## START

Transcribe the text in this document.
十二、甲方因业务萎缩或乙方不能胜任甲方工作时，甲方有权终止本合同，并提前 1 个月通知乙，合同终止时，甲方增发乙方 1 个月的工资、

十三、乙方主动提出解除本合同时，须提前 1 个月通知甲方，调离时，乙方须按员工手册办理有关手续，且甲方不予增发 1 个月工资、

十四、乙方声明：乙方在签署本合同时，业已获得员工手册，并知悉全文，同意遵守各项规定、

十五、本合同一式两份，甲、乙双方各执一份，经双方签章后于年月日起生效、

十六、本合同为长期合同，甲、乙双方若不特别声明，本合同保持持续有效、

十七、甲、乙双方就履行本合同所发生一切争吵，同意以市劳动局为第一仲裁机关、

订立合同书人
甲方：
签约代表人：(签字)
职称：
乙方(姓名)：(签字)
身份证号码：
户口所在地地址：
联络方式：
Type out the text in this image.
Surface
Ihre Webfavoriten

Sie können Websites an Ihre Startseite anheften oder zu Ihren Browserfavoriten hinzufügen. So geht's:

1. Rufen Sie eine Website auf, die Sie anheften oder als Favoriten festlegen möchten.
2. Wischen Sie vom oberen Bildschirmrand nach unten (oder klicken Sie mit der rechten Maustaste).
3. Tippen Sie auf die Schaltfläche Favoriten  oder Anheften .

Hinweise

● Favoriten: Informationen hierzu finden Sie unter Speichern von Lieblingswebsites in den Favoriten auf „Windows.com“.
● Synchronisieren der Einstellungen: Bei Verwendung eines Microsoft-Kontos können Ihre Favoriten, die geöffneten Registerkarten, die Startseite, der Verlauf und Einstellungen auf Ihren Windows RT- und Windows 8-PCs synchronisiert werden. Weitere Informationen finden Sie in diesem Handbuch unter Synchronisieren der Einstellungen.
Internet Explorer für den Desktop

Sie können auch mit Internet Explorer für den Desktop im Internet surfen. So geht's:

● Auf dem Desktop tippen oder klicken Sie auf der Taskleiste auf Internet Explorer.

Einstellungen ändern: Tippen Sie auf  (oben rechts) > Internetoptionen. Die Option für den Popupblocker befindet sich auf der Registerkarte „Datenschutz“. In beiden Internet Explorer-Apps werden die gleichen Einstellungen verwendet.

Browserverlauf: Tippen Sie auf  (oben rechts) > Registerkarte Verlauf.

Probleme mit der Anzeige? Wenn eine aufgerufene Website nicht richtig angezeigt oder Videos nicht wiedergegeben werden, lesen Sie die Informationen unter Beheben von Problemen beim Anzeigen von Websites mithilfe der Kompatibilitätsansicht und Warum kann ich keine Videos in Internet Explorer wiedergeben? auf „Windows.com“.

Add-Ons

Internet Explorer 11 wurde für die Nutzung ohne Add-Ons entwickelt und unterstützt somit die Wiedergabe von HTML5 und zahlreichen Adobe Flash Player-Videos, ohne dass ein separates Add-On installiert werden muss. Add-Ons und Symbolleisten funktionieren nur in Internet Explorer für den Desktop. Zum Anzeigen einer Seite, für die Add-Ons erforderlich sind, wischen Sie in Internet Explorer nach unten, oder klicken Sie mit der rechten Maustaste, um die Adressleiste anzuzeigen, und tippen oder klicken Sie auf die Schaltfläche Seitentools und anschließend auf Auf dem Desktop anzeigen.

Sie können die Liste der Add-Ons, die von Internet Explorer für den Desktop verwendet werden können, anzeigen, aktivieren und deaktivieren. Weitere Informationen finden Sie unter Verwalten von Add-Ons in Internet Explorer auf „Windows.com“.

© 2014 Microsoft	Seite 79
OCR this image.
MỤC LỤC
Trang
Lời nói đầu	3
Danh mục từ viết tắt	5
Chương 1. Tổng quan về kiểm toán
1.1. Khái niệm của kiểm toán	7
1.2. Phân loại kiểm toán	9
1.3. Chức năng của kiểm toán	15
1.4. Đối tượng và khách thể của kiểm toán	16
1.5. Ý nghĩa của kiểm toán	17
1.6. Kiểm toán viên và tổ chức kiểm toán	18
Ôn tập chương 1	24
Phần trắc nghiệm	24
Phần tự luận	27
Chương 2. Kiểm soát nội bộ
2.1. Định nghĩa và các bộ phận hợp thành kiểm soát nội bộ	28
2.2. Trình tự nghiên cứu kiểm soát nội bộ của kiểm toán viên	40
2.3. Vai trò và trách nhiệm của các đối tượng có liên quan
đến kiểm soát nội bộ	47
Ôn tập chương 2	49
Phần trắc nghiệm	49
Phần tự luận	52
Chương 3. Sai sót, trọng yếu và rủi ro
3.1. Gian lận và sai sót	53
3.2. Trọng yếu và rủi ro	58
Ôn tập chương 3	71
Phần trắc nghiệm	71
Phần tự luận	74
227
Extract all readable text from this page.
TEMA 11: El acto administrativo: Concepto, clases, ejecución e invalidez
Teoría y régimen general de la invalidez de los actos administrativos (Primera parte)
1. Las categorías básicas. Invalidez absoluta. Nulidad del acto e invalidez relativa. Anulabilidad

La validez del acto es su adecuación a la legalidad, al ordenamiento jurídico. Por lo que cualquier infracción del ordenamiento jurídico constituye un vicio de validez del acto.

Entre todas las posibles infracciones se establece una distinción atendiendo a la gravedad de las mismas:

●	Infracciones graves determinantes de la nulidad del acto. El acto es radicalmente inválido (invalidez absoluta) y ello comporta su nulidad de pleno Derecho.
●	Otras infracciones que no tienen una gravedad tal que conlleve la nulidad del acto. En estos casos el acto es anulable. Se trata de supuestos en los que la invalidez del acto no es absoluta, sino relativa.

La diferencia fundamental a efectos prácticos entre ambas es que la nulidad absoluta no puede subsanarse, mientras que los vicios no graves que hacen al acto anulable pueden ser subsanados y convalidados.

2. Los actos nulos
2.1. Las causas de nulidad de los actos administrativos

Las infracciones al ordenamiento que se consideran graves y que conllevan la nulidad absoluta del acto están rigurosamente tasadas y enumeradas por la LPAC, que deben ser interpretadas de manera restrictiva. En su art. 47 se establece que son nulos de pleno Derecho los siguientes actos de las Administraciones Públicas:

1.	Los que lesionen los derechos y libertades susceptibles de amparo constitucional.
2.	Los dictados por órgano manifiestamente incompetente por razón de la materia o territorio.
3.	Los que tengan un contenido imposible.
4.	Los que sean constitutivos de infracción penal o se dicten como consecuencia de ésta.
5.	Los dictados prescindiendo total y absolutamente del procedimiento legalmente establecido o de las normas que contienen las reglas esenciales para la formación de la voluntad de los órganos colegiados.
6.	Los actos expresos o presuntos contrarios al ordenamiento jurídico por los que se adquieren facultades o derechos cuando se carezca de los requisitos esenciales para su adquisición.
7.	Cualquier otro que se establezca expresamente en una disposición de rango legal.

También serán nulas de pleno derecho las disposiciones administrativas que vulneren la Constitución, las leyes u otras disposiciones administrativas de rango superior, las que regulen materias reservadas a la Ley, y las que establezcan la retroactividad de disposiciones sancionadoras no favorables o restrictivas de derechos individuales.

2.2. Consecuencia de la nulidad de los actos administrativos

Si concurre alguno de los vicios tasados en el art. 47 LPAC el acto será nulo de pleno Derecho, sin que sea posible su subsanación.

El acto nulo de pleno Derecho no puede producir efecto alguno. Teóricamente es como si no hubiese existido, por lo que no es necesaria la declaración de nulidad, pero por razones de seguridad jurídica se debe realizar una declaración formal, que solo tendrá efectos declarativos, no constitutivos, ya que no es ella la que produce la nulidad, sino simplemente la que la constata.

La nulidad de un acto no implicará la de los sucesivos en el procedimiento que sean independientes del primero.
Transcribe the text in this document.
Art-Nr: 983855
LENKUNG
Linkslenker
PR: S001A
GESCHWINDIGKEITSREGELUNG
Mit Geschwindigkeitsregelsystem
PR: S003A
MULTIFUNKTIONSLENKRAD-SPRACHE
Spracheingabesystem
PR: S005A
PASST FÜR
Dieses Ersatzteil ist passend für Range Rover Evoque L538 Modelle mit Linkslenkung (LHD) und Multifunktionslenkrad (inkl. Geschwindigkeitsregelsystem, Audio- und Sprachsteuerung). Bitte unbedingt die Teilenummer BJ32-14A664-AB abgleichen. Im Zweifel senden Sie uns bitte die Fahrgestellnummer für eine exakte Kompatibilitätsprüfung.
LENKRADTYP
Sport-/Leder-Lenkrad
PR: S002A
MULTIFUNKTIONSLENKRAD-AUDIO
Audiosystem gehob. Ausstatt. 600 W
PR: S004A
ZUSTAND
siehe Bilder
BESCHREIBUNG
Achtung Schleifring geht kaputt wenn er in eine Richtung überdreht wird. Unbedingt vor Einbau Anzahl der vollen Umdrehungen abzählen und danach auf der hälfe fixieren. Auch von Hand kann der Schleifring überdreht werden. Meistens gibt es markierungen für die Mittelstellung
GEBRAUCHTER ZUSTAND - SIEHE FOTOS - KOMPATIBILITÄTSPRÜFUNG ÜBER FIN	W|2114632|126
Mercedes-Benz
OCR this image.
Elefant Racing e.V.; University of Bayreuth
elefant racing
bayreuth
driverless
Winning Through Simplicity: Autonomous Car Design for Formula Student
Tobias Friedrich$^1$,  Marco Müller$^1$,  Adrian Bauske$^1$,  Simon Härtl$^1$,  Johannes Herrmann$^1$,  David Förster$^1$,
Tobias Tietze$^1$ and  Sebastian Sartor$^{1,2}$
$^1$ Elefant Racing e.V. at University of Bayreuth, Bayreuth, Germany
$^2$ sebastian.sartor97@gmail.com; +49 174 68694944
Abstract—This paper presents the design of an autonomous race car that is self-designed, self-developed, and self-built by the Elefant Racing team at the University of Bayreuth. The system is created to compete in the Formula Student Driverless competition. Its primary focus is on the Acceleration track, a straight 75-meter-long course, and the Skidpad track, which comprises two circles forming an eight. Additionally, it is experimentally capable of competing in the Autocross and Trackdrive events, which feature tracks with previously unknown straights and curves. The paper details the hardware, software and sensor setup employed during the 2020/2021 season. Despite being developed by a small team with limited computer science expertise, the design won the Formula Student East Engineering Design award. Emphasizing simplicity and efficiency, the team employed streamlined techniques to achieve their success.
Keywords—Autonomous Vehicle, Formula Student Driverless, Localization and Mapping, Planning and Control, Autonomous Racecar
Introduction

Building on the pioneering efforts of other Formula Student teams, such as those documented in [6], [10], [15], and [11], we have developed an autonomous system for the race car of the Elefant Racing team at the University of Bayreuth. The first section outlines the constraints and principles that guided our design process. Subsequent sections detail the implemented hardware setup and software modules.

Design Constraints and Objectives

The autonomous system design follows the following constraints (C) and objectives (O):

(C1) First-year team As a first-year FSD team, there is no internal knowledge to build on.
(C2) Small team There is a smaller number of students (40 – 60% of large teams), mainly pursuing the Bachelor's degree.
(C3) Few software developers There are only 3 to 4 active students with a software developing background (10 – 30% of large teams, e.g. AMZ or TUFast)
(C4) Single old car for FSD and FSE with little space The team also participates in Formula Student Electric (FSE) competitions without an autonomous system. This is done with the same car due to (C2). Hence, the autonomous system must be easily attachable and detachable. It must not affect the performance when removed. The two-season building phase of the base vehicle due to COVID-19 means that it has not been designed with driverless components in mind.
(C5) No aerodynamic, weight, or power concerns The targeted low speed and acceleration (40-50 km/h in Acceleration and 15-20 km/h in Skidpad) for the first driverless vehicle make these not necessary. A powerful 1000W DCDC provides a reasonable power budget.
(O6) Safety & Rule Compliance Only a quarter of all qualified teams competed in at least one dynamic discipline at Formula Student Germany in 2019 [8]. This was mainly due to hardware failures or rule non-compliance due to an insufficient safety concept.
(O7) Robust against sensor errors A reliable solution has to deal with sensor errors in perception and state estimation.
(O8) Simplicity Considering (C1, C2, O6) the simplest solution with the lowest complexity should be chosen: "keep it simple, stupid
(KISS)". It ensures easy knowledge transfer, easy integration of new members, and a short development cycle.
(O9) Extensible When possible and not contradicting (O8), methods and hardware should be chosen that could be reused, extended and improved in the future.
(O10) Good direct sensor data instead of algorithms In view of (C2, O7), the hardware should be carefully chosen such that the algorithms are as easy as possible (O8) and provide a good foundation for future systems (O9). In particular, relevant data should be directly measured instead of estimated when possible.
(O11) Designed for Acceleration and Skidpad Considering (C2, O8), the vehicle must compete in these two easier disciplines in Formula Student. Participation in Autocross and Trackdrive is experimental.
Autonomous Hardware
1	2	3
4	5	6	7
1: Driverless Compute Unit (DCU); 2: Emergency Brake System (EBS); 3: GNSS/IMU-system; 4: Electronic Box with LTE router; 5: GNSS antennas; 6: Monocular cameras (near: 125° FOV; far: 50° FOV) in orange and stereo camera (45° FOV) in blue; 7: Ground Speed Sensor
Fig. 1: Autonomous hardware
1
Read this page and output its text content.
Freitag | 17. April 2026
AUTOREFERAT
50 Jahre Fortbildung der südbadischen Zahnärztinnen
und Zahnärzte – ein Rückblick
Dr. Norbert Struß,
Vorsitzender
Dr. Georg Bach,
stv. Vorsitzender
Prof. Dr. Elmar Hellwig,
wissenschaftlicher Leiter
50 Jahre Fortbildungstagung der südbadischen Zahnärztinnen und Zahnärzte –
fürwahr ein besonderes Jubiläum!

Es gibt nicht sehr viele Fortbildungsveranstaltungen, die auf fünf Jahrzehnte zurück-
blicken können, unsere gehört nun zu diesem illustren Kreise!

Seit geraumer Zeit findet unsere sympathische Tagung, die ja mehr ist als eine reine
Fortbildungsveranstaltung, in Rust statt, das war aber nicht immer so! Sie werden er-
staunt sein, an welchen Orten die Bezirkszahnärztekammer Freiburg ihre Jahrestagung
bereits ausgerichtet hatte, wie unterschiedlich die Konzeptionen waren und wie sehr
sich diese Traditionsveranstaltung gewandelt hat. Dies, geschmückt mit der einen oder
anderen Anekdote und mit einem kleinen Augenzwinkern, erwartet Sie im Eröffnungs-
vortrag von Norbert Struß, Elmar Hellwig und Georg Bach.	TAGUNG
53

## END

Aim. Tally the lines of the data that contain the string "verwendet" and report the total alone.

Problem solution. 2